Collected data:

—————

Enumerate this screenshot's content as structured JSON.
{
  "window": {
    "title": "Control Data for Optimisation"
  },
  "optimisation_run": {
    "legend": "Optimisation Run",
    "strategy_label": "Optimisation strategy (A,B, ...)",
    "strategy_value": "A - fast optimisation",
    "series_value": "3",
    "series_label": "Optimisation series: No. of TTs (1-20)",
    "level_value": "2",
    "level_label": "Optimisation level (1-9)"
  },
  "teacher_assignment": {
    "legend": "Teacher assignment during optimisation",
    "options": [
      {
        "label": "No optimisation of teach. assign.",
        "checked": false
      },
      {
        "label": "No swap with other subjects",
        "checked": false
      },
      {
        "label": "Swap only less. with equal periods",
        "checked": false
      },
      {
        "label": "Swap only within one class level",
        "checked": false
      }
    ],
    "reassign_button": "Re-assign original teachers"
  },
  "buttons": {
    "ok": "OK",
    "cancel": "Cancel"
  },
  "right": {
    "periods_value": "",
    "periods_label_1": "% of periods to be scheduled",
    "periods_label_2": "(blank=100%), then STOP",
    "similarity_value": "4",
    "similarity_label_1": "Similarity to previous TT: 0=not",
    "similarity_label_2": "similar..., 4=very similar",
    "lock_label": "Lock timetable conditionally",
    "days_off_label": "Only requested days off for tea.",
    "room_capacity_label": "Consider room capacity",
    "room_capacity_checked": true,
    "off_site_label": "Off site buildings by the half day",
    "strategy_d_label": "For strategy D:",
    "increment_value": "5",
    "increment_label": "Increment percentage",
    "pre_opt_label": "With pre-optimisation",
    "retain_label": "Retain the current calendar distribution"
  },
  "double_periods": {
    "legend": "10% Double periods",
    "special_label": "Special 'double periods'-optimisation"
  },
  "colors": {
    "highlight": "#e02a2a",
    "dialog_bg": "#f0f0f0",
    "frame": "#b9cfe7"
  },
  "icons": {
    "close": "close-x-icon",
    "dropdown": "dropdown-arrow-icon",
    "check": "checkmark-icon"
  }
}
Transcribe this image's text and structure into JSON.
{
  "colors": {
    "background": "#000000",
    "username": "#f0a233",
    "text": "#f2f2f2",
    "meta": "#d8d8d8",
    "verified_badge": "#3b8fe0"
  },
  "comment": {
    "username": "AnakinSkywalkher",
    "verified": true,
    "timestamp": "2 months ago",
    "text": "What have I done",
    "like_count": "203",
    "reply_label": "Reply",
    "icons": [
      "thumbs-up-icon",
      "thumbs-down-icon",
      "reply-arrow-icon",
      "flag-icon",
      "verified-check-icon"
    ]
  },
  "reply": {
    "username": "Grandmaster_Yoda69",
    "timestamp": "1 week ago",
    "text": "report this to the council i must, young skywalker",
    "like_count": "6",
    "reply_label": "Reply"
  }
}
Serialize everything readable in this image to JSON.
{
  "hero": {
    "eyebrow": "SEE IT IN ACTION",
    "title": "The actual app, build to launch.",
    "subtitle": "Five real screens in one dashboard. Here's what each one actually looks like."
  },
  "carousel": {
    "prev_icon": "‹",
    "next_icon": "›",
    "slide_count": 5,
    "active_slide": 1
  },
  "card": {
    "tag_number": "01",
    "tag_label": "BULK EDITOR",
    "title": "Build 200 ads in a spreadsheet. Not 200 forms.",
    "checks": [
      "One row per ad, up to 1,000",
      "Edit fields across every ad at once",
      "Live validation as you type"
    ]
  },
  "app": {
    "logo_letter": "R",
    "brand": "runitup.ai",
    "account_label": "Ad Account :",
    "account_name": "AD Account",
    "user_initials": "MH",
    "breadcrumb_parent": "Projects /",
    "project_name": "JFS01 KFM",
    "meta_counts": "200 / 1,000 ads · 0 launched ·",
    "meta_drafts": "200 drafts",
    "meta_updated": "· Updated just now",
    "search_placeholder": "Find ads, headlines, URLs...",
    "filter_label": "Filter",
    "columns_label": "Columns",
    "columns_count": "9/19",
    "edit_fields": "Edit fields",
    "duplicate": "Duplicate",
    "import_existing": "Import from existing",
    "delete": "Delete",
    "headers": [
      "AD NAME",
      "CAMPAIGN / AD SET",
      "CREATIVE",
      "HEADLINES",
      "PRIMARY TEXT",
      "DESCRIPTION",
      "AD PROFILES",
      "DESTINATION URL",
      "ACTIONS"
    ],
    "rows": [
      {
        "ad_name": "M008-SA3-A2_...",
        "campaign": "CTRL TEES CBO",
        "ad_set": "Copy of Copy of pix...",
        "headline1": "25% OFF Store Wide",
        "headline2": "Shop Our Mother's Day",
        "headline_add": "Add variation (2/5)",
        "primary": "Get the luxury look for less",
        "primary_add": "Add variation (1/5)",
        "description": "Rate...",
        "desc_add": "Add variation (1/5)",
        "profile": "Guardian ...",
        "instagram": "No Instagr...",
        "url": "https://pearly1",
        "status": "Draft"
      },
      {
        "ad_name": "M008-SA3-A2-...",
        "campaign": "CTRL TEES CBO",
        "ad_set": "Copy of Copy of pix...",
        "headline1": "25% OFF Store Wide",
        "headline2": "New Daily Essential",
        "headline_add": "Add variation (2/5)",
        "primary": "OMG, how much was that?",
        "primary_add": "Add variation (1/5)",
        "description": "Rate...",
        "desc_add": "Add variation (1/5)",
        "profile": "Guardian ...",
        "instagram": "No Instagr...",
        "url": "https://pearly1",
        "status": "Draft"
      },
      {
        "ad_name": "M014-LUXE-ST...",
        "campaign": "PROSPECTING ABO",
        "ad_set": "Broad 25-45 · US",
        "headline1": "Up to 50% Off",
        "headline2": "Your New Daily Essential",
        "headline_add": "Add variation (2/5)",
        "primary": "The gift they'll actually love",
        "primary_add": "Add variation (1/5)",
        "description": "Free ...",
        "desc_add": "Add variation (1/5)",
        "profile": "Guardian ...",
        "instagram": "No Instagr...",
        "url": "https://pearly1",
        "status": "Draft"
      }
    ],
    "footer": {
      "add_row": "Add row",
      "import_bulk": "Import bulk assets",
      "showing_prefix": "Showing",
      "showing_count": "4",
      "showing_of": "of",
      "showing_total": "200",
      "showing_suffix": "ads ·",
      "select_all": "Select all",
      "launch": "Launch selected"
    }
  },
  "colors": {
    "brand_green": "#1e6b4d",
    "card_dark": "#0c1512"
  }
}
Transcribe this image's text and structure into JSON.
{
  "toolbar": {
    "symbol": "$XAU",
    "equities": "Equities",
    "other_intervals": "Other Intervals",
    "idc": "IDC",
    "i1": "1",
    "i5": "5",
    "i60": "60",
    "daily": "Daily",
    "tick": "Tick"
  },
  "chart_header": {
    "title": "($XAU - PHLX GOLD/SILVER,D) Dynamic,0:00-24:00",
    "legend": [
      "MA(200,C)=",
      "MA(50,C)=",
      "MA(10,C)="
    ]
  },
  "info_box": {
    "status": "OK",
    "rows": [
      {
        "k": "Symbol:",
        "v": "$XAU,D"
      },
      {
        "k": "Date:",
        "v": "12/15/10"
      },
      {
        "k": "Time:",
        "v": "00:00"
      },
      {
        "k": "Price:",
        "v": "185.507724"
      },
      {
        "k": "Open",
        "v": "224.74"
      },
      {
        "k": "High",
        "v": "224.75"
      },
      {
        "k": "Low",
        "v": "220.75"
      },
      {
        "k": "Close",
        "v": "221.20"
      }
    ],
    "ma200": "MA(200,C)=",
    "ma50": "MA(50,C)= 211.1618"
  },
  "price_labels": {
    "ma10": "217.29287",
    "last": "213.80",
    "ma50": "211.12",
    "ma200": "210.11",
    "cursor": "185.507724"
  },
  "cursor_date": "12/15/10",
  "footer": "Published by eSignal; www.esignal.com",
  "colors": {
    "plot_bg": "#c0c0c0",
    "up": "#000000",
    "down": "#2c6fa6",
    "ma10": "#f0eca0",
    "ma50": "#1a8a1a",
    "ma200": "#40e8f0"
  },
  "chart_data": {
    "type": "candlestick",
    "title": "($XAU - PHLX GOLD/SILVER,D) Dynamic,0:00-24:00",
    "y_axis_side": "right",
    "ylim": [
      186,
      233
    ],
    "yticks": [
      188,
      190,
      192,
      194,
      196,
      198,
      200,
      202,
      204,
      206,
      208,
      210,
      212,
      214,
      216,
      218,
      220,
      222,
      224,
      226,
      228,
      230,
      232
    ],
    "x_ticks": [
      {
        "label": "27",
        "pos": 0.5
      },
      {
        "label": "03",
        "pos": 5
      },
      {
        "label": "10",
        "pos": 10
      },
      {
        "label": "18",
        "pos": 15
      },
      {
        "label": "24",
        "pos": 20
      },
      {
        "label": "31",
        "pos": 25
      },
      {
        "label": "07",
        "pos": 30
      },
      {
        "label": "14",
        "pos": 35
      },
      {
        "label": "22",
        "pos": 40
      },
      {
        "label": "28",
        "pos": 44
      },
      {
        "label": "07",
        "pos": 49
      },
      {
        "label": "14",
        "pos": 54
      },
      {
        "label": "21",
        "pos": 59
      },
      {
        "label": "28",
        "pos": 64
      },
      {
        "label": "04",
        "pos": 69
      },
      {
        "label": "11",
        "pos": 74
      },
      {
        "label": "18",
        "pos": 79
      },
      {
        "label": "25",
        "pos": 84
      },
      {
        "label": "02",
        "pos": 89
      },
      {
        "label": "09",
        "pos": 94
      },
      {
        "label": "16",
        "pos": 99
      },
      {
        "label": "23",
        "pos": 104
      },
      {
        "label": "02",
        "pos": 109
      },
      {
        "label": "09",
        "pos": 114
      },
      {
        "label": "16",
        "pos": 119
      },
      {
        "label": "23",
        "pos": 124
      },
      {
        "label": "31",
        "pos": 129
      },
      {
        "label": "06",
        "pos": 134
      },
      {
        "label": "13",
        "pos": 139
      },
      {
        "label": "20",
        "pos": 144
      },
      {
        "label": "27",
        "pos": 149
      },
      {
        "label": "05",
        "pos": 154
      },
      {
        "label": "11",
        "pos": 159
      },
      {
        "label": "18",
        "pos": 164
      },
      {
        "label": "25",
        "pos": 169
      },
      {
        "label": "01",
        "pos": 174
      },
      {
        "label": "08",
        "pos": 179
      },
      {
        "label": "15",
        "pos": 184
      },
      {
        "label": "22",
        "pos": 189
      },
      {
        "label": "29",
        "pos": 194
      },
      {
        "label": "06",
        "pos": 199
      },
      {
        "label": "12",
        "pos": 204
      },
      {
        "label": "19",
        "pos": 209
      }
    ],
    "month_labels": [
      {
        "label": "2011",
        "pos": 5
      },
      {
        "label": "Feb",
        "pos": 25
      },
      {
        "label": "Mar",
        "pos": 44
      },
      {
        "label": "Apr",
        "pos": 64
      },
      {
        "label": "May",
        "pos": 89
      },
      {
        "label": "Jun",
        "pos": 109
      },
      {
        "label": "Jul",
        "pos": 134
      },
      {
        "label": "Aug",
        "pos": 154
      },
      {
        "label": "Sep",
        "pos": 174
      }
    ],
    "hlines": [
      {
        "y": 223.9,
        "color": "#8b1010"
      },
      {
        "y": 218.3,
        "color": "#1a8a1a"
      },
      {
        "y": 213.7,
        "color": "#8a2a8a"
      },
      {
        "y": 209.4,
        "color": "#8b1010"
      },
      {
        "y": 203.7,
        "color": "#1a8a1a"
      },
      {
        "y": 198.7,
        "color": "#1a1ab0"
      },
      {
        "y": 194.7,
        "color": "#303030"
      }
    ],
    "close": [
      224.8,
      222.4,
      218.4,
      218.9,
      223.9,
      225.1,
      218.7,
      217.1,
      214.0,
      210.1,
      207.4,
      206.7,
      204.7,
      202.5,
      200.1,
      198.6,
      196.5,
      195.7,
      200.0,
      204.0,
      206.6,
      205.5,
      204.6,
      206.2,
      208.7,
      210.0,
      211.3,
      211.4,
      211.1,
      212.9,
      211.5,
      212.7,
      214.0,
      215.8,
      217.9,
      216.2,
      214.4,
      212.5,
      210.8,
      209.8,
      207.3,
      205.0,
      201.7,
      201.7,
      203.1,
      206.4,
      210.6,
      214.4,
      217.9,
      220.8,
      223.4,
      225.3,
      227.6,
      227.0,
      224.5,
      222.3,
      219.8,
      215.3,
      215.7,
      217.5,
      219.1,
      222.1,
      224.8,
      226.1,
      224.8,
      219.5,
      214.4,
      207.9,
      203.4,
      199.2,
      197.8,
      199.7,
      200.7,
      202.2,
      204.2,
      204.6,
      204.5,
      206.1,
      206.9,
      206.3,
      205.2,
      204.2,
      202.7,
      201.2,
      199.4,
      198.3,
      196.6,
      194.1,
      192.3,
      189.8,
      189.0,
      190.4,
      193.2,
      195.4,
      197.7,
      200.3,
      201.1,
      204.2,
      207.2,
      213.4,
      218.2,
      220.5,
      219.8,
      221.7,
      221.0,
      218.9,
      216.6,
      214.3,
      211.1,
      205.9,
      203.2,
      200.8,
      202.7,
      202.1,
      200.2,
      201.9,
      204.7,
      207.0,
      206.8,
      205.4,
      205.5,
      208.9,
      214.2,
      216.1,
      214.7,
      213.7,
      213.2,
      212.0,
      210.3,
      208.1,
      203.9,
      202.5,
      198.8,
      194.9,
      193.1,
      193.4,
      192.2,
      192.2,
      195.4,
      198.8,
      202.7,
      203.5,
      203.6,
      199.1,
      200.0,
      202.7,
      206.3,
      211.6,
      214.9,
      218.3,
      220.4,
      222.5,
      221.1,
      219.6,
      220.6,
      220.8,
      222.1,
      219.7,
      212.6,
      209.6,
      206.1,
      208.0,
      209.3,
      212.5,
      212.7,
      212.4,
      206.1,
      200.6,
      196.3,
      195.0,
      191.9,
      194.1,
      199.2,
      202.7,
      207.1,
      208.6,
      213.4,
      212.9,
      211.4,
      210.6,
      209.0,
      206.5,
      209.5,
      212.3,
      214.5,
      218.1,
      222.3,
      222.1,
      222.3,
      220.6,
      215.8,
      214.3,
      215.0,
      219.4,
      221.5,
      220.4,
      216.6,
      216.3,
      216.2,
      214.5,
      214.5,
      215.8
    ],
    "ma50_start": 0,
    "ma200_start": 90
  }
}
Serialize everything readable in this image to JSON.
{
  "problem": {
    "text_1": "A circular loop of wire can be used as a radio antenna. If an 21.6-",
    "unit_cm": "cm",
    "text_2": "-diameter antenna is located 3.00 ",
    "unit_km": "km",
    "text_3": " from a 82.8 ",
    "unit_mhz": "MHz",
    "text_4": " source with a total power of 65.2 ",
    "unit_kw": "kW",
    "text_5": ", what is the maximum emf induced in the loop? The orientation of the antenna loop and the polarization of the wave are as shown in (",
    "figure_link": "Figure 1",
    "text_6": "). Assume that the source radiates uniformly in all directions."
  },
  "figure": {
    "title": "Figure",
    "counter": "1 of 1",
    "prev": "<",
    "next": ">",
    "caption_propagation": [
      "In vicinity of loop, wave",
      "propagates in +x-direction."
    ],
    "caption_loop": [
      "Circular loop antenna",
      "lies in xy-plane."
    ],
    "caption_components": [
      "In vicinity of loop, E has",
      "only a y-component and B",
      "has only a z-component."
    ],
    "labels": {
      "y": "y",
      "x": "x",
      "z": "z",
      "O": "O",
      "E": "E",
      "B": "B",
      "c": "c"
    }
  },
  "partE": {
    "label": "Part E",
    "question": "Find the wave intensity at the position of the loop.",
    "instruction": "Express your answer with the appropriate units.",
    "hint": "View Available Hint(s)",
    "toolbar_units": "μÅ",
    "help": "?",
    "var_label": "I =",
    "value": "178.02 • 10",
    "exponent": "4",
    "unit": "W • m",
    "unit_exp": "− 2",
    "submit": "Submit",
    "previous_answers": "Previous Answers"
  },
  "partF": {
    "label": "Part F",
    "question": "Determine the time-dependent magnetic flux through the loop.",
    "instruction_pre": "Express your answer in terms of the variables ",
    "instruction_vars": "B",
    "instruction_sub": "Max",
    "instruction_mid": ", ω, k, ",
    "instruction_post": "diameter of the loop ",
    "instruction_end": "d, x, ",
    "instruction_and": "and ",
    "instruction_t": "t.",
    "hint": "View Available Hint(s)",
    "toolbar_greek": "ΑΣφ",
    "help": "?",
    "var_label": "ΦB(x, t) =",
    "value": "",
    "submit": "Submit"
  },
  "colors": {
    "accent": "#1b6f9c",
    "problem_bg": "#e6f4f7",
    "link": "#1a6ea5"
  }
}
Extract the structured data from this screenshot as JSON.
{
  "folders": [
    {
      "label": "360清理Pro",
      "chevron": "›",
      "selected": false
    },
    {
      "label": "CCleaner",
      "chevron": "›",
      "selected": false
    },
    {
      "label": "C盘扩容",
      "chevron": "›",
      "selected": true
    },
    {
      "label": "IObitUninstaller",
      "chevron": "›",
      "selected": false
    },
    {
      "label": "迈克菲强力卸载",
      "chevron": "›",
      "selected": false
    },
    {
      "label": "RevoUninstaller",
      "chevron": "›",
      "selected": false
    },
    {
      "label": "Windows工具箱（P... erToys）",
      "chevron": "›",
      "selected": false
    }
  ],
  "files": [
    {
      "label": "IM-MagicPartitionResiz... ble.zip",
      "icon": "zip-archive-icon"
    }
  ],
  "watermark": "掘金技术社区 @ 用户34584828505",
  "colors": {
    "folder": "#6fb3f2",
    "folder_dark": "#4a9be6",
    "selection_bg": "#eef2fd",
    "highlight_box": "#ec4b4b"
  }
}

—————

**Written instruction**
Scan the entries above and work out how many lines include the word "structured"; the reply is that number alone.

**Finished exercise**
2